Records follow. Select each line holding "联系电话".
====
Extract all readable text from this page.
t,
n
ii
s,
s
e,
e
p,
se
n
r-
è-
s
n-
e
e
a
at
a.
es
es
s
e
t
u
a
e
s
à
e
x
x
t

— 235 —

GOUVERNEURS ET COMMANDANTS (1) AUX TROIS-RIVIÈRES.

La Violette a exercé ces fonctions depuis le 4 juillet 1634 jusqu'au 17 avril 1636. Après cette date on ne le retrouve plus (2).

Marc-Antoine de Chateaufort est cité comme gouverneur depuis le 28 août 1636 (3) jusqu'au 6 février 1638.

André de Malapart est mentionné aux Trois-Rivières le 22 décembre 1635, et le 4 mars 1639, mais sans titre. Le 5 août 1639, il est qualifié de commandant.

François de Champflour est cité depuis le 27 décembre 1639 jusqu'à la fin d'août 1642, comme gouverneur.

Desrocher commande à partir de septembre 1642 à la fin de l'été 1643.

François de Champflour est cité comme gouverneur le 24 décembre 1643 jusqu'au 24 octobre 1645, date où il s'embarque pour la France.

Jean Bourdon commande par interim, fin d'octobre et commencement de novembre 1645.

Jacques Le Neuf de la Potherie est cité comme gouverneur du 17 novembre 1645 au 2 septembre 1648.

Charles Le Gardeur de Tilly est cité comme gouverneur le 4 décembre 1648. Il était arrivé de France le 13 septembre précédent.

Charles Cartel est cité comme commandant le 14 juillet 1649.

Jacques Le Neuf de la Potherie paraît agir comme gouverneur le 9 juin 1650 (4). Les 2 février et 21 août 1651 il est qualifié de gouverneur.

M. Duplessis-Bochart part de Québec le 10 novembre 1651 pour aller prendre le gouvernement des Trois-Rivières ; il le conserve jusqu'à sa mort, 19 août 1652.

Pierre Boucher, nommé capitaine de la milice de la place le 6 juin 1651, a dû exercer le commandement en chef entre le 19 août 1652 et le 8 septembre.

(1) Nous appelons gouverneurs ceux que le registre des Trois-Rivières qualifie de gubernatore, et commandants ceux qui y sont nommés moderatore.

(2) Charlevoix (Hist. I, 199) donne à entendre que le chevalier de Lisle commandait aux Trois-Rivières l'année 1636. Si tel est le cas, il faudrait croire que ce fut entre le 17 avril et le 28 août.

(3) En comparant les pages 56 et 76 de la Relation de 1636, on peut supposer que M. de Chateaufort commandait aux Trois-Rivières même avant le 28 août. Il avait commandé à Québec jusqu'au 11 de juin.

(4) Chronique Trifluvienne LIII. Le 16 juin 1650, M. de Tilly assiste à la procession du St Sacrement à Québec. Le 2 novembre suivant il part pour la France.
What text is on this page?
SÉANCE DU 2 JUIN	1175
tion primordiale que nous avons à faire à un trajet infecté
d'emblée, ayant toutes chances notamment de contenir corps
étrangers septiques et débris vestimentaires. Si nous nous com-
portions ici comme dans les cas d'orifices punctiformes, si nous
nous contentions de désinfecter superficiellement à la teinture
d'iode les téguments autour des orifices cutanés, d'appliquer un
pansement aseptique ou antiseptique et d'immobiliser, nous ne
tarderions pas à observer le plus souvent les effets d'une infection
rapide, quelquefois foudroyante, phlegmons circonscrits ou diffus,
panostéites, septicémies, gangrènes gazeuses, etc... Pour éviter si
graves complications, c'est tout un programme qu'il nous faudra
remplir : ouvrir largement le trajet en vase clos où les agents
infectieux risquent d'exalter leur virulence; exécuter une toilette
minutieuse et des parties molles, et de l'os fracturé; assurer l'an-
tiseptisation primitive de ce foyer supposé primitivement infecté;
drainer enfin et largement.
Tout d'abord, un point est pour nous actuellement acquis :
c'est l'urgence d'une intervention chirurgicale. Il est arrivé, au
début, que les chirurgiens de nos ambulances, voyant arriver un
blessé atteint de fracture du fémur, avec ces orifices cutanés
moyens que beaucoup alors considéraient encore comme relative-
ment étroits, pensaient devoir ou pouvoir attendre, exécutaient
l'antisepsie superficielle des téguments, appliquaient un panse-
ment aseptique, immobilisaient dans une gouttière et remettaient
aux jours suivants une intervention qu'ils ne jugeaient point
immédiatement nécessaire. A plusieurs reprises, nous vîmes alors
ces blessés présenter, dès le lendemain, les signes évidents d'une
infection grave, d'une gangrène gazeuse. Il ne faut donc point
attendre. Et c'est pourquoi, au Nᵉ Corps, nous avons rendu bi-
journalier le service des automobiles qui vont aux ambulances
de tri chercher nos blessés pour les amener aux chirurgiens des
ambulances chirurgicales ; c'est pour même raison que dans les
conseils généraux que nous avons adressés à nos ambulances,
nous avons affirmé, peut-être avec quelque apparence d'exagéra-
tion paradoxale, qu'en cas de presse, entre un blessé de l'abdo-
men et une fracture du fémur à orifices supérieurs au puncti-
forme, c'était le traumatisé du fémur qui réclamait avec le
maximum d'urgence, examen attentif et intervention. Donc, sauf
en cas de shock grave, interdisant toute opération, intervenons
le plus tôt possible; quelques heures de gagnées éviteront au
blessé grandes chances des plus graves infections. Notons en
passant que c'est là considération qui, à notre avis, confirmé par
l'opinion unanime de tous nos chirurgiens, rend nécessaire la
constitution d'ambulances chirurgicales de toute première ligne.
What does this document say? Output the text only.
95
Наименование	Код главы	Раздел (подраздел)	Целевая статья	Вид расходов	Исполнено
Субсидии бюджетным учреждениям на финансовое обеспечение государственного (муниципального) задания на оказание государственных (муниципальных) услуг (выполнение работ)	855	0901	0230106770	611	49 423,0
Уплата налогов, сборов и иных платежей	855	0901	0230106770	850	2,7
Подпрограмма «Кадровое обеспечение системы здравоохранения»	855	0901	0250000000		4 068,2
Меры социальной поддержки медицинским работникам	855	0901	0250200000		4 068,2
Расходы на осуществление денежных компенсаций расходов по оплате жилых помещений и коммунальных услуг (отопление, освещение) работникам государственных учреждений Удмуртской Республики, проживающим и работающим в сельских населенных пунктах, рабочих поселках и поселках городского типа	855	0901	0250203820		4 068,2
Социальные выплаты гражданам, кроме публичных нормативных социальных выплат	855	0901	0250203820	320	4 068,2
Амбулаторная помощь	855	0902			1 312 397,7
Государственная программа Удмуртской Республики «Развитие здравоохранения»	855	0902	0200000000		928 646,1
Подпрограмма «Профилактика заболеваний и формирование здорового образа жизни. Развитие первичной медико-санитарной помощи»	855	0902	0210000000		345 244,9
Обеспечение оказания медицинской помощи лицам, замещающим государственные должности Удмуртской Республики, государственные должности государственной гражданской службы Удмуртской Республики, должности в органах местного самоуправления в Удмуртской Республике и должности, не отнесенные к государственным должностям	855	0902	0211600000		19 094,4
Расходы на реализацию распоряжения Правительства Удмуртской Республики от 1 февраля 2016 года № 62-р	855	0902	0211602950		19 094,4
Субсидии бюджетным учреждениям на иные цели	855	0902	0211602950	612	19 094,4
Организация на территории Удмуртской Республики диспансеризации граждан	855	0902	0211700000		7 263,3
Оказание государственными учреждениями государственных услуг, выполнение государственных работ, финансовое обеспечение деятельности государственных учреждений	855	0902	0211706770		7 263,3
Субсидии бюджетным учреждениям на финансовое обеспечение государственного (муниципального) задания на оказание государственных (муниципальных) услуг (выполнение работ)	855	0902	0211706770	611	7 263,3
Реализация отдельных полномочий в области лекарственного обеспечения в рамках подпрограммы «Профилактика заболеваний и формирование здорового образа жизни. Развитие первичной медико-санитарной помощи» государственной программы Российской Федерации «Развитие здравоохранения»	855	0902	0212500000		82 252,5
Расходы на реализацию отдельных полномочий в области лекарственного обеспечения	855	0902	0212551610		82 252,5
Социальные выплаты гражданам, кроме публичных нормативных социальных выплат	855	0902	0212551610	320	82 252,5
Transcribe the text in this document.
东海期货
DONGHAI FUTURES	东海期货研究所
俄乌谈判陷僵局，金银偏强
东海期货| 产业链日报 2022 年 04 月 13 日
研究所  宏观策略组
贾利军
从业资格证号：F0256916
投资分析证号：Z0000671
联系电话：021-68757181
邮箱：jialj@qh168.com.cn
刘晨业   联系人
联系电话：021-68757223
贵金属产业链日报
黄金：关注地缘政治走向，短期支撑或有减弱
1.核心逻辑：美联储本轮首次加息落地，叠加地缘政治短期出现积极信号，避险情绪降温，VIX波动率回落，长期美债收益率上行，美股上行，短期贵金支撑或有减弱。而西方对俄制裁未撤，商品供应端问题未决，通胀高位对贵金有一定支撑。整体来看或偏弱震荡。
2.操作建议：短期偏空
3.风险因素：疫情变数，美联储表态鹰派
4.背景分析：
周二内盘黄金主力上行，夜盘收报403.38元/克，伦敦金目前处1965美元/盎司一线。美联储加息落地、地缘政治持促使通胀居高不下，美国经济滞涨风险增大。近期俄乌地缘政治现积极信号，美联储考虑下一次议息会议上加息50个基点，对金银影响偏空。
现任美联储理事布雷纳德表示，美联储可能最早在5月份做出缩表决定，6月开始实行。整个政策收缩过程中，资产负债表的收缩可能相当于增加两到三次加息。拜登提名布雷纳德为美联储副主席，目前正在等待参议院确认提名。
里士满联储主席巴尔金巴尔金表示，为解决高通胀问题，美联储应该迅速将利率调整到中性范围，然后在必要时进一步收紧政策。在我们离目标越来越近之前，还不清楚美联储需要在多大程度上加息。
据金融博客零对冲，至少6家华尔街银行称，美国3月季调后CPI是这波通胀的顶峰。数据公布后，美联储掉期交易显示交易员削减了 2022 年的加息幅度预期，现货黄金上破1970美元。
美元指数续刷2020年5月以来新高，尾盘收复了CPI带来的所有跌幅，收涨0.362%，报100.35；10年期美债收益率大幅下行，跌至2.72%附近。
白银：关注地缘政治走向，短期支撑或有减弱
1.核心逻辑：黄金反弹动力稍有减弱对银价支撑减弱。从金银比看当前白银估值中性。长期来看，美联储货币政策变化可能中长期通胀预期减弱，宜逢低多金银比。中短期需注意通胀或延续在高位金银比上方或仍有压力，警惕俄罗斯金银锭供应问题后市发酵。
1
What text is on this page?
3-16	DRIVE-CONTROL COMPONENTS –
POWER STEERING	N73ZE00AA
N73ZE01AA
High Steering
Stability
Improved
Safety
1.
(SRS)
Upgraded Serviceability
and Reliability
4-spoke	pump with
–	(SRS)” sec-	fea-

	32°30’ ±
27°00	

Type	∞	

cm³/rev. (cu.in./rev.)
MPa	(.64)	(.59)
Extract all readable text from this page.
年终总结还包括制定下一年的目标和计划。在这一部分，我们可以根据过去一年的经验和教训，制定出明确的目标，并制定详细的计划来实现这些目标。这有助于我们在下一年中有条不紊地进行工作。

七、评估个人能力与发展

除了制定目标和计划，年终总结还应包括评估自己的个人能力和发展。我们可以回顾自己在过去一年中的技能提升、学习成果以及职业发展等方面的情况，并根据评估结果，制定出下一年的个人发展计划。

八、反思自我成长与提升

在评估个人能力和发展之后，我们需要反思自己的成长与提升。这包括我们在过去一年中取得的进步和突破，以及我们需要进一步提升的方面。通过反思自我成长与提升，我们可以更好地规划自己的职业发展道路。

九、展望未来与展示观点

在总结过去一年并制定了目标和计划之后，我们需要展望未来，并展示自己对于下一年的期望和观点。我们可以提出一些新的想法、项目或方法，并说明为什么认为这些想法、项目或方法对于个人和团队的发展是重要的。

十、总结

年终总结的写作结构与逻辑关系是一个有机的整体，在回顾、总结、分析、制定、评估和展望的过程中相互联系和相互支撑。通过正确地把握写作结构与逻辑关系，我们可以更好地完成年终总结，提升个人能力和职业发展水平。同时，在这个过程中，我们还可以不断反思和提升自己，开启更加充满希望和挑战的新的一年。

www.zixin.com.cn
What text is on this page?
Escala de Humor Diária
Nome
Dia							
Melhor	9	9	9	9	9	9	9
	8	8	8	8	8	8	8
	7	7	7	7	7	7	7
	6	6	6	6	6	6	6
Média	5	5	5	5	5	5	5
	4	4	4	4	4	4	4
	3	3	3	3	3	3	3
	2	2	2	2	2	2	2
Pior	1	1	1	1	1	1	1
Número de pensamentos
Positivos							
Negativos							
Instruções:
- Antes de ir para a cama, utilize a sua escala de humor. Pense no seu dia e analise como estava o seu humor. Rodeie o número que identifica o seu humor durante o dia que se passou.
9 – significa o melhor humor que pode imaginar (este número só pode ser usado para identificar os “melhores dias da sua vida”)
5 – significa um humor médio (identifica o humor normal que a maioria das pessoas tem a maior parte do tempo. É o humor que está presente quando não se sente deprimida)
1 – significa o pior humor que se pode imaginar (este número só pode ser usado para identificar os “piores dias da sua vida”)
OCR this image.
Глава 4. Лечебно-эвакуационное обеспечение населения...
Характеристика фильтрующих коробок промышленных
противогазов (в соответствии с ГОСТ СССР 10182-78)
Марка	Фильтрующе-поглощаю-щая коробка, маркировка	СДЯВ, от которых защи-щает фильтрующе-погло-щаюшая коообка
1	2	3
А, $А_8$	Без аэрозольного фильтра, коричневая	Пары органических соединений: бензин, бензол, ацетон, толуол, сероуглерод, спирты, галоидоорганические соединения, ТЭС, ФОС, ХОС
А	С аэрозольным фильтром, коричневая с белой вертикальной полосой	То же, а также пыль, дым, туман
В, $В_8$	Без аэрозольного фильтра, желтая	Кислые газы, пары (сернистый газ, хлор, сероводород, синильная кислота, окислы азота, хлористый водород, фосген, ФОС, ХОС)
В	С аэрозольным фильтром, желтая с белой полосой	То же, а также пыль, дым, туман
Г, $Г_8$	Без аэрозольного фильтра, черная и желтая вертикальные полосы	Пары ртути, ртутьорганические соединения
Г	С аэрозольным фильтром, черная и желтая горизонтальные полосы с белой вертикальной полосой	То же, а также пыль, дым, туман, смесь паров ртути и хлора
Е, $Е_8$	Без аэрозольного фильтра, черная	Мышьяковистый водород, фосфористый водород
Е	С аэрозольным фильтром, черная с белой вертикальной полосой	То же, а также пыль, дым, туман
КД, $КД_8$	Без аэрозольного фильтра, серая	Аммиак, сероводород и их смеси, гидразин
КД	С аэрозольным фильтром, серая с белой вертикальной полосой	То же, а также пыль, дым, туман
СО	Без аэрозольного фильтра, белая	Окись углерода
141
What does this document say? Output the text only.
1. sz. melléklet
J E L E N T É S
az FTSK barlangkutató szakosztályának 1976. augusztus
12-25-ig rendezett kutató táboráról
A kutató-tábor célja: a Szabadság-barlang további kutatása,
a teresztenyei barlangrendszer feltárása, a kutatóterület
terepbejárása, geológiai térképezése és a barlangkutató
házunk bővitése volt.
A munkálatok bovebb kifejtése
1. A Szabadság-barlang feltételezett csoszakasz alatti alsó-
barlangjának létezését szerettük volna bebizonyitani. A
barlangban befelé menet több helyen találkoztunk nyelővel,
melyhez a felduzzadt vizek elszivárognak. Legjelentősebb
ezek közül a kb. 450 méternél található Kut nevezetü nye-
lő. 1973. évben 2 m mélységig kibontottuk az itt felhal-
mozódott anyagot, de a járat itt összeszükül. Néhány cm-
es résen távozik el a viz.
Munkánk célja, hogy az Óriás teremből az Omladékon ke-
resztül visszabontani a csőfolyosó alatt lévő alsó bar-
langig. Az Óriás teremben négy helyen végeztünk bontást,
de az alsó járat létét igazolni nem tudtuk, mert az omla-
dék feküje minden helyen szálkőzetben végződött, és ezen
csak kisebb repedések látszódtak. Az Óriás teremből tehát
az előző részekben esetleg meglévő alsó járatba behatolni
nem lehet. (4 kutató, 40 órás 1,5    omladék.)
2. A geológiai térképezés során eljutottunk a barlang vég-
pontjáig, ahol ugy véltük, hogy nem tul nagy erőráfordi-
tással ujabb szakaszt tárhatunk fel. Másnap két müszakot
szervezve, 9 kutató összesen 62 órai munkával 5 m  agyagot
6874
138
====
== Result of the task ==
联系电话：021-68757181
联系电话：021-68757223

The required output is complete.